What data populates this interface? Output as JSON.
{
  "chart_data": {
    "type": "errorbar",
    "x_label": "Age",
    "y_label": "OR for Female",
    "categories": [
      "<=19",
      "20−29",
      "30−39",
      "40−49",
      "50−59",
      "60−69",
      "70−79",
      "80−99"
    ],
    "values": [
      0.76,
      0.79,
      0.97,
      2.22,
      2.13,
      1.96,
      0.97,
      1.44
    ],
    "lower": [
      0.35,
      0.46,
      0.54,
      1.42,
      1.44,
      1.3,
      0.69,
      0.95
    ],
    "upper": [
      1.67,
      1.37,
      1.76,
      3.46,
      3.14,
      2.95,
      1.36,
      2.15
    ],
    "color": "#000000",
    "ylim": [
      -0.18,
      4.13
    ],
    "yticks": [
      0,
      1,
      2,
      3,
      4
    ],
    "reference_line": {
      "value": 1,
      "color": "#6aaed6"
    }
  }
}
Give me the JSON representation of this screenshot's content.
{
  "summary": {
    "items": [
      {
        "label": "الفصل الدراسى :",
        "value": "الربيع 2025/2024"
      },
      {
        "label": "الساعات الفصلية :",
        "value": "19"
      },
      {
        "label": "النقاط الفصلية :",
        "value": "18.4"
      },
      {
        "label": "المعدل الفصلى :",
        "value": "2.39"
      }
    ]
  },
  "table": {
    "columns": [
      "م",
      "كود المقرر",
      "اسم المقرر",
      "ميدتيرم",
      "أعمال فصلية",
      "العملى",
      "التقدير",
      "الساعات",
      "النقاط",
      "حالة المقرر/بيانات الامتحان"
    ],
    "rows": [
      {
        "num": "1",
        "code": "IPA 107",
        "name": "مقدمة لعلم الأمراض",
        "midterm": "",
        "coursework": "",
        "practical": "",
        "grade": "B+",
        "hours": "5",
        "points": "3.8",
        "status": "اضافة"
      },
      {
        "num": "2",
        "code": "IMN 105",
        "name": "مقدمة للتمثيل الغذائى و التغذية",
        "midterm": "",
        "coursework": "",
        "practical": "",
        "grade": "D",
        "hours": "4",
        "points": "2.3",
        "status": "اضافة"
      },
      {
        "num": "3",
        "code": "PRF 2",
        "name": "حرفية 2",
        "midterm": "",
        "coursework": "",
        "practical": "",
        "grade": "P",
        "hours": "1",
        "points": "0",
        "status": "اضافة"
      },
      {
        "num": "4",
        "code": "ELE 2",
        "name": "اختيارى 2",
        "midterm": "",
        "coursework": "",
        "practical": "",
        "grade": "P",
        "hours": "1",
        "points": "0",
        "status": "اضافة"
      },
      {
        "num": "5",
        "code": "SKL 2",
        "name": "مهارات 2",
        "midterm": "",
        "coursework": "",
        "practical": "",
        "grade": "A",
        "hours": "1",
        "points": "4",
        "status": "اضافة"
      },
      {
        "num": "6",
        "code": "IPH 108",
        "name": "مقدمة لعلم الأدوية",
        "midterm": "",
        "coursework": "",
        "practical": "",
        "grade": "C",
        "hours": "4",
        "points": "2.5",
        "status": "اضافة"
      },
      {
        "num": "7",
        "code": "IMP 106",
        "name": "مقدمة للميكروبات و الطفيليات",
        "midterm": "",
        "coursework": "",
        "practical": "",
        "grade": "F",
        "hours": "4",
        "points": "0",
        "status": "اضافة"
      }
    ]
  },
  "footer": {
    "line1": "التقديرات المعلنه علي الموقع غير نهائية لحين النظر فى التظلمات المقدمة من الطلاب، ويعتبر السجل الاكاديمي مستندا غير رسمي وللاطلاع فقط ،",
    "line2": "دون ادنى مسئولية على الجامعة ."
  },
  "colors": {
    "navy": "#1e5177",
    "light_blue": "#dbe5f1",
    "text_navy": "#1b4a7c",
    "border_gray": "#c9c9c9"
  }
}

########################################

Copy each record from above without leaving any out.

_RESULT:_
What data populates this interface? Output as JSON.
{
  "chart_data": {
    "type": "errorbar",
    "x_label": "Age",
    "y_label": "OR for Female",
    "categories": [
      "<=19",
      "20−29",
      "30−39",
      "40−49",
      "50−59",
      "60−69",
      "70−79",
      "80−99"
    ],
    "values": [
      0.76,
      0.79,
      0.97,
      2.22,
      2.13,
      1.96,
      0.97,
      1.44
    ],
    "lower": [
      0.35,
      0.46,
      0.54,
      1.42,
      1.44,
      1.3,
      0.69,
      0.95
    ],
    "upper": [
      1.67,
      1.37,
      1.76,
      3.46,
      3.14,
      2.95,
      1.36,
      2.15
    ],
    "color": "#000000",
    "ylim": [
      -0.18,
      4.13
    ],
    "yticks": [
      0,
      1,
      2,
      3,
      4
    ],
    "reference_line": {
      "value": 1,
      "color": "#6aaed6"
    }
  }
}
Give me the JSON representation of this screenshot's content.
{
  "summary": {
    "items": [
      {
        "label": "الفصل الدراسى :",
        "value": "الربيع 2025/2024"
      },
      {
        "label": "الساعات الفصلية :",
        "value": "19"
      },
      {
        "label": "النقاط الفصلية :",
        "value": "18.4"
      },
      {
        "label": "المعدل الفصلى :",
        "value": "2.39"
      }
    ]
  },
  "table": {
    "columns": [
      "م",
      "كود المقرر",
      "اسم المقرر",
      "ميدتيرم",
      "أعمال فصلية",
      "العملى",
      "التقدير",
      "الساعات",
      "النقاط",
      "حالة المقرر/بيانات الامتحان"
    ],
    "rows": [
      {
        "num": "1",
        "code": "IPA 107",
        "name": "مقدمة لعلم الأمراض",
        "midterm": "",
        "coursework": "",
        "practical": "",
        "grade": "B+",
        "hours": "5",
        "points": "3.8",
        "status": "اضافة"
      },
      {
        "num": "2",
        "code": "IMN 105",
        "name": "مقدمة للتمثيل الغذائى و التغذية",
        "midterm": "",
        "coursework": "",
        "practical": "",
        "grade": "D",
        "hours": "4",
        "points": "2.3",
        "status": "اضافة"
      },
      {
        "num": "3",
        "code": "PRF 2",
        "name": "حرفية 2",
        "midterm": "",
        "coursework": "",
        "practical": "",
        "grade": "P",
        "hours": "1",
        "points": "0",
        "status": "اضافة"
      },
      {
        "num": "4",
        "code": "ELE 2",
        "name": "اختيارى 2",
        "midterm": "",
        "coursework": "",
        "practical": "",
        "grade": "P",
        "hours": "1",
        "points": "0",
        "status": "اضافة"
      },
      {
        "num": "5",
        "code": "SKL 2",
        "name": "مهارات 2",
        "midterm": "",
        "coursework": "",
        "practical": "",
        "grade": "A",
        "hours": "1",
        "points": "4",
        "status": "اضافة"
      },
      {
        "num": "6",
        "code": "IPH 108",
        "name": "مقدمة لعلم الأدوية",
        "midterm": "",
        "coursework": "",
        "practical": "",
        "grade": "C",
        "hours": "4",
        "points": "2.5",
        "status": "اضافة"
      },
      {
        "num": "7",
        "code": "IMP 106",
        "name": "مقدمة للميكروبات و الطفيليات",
        "midterm": "",
        "coursework": "",
        "practical": "",
        "grade": "F",
        "hours": "4",
        "points": "0",
        "status": "اضافة"
      }
    ]
  },
  "footer": {
    "line1": "التقديرات المعلنه علي الموقع غير نهائية لحين النظر فى التظلمات المقدمة من الطلاب، ويعتبر السجل الاكاديمي مستندا غير رسمي وللاطلاع فقط ،",
    "line2": "دون ادنى مسئولية على الجامعة ."
  },
  "colors": {
    "navy": "#1e5177",
    "light_blue": "#dbe5f1",
    "text_navy": "#1b4a7c",
    "border_gray": "#c9c9c9"
  }
}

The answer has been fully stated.